= Task requirements =
Wherever a line holds the word "Führerschaft", copy that line out.

[Stored data]
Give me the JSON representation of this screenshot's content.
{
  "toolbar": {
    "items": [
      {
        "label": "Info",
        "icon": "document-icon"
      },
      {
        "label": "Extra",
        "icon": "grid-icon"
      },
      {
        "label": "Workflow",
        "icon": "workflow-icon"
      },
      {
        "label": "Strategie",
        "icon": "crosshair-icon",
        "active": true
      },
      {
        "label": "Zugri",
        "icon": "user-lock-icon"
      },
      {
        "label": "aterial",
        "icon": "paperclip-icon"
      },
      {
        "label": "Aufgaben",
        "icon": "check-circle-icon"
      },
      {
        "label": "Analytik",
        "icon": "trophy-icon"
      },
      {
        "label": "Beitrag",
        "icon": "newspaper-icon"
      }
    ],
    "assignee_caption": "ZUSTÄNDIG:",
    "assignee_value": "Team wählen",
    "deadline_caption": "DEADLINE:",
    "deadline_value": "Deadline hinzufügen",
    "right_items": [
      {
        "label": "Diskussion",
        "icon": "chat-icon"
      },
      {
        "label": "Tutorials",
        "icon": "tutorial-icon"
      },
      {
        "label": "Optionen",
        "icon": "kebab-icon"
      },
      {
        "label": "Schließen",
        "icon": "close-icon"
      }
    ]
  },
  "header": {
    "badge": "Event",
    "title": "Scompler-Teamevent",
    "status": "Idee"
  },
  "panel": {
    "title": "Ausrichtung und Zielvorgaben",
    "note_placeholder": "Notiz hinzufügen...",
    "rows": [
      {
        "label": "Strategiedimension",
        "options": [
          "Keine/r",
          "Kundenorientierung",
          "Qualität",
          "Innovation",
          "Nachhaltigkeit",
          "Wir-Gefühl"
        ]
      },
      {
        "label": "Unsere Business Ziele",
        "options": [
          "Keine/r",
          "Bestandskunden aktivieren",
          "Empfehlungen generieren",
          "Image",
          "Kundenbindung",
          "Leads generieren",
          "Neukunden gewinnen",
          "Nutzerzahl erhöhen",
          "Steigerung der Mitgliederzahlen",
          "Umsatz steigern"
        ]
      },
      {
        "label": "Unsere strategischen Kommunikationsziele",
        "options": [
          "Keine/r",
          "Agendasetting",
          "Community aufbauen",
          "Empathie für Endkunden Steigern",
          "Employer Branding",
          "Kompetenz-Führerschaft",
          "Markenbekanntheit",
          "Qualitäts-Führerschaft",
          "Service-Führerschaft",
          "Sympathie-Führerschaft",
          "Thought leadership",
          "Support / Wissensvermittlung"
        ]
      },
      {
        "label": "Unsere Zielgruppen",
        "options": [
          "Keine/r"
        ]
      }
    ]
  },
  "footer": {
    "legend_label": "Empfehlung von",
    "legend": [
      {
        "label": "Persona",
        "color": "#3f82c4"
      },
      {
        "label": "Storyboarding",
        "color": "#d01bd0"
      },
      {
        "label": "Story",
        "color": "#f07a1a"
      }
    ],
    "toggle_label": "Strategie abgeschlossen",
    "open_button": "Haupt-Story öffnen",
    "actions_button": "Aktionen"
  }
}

= Answer in full =
          "Kompetenz-Führerschaft",
          "Qualitäts-Führerschaft",
          "Service-Führerschaft",
          "Sympathie-Führerschaft",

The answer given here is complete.